▶ _Problem to work on_
Search the entries below. Return every line that has "corps" in it.

Excerpt from a dataset
++++++++

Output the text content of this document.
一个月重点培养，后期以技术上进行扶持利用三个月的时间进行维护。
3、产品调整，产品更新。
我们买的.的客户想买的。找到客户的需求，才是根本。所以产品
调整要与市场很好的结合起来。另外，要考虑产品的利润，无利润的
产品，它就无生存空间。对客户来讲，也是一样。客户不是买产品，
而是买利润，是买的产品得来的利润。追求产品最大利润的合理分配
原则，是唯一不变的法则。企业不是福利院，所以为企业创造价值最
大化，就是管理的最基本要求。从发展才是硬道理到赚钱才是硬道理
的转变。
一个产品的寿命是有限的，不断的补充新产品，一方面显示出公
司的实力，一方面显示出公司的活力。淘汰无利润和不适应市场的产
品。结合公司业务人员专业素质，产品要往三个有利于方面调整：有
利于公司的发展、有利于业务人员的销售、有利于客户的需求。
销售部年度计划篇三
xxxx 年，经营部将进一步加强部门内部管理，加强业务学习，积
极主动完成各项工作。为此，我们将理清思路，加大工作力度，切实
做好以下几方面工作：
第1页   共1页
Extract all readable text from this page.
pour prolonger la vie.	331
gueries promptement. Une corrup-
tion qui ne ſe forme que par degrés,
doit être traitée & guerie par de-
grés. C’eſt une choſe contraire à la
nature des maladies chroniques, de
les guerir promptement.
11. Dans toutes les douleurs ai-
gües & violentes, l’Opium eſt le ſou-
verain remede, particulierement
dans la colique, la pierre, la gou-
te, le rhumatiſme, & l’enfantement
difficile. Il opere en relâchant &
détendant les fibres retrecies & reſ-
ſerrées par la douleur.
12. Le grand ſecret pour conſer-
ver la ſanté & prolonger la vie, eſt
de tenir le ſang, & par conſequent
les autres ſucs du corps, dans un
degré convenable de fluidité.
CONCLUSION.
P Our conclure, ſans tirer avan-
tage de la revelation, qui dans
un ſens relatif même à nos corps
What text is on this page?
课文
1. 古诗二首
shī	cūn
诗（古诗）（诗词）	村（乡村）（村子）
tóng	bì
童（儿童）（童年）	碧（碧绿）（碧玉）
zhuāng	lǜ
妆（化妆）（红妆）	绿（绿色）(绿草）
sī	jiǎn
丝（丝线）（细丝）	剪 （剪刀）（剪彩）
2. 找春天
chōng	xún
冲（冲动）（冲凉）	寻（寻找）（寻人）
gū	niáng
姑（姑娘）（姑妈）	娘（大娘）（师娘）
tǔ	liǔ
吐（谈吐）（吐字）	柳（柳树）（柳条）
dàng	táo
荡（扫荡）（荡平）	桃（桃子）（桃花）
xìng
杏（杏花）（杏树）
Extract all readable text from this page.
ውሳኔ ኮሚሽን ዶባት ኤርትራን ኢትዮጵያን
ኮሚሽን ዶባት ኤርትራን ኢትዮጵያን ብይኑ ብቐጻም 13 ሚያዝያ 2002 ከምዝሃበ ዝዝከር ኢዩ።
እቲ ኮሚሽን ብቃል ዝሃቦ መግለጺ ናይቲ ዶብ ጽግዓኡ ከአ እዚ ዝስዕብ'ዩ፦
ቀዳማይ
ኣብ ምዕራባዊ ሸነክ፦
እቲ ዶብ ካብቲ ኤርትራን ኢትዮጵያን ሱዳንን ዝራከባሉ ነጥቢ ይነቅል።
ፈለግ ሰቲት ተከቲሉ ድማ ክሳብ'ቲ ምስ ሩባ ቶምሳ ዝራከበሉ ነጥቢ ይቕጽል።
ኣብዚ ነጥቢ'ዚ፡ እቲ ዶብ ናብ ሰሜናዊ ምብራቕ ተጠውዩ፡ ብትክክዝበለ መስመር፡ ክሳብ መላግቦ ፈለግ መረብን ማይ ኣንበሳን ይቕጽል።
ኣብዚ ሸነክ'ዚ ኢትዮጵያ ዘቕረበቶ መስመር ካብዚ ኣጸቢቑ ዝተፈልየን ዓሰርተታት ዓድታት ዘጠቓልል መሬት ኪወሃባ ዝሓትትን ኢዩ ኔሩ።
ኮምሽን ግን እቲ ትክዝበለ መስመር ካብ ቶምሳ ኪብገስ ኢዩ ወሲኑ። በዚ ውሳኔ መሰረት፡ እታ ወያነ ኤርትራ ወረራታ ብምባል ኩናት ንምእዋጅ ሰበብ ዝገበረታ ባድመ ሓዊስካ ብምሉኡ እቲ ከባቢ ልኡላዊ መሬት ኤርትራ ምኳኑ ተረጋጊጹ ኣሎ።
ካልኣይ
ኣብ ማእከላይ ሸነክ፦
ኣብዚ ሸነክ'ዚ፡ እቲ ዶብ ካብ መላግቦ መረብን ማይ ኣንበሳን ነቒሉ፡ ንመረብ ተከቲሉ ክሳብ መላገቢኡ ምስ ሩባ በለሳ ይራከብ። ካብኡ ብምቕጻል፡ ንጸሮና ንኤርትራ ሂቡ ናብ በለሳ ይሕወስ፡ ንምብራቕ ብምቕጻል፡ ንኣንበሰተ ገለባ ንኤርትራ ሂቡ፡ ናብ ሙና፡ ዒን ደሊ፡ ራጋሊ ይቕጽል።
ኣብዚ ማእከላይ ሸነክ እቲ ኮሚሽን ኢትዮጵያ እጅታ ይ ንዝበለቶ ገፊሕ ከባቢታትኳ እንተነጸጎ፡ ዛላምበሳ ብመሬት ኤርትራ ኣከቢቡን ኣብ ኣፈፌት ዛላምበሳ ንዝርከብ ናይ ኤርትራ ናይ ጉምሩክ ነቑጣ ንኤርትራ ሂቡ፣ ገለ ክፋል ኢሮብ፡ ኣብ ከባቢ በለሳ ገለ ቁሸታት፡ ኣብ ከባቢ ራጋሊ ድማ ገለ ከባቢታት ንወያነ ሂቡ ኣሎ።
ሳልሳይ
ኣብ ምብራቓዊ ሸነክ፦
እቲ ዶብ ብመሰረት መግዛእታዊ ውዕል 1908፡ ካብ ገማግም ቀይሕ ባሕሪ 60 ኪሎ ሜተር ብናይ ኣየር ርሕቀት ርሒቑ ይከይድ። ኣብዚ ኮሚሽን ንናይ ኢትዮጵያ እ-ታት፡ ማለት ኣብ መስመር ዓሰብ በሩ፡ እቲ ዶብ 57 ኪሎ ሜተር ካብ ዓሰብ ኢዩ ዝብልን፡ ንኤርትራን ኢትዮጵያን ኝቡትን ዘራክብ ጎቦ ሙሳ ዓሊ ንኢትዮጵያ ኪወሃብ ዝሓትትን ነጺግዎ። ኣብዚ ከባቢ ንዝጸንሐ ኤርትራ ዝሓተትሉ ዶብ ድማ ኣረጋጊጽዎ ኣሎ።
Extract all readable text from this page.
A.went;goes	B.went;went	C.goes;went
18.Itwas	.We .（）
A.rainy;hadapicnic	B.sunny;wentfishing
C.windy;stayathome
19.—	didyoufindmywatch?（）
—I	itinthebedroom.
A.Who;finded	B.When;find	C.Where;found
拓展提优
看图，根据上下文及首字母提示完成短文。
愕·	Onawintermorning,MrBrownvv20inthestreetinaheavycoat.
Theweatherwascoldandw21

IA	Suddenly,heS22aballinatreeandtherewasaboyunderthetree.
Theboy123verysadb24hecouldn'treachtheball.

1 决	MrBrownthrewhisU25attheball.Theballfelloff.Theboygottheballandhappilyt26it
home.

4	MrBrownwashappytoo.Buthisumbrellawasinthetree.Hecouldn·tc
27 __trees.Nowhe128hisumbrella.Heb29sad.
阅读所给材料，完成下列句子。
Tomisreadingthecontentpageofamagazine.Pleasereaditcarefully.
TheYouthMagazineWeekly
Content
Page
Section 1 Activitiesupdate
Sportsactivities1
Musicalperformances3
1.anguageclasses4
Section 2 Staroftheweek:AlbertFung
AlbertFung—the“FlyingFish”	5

++++++++

▶ _Written response_
les autres ſucs du corps, dans un
un ſens relatif même à nos corps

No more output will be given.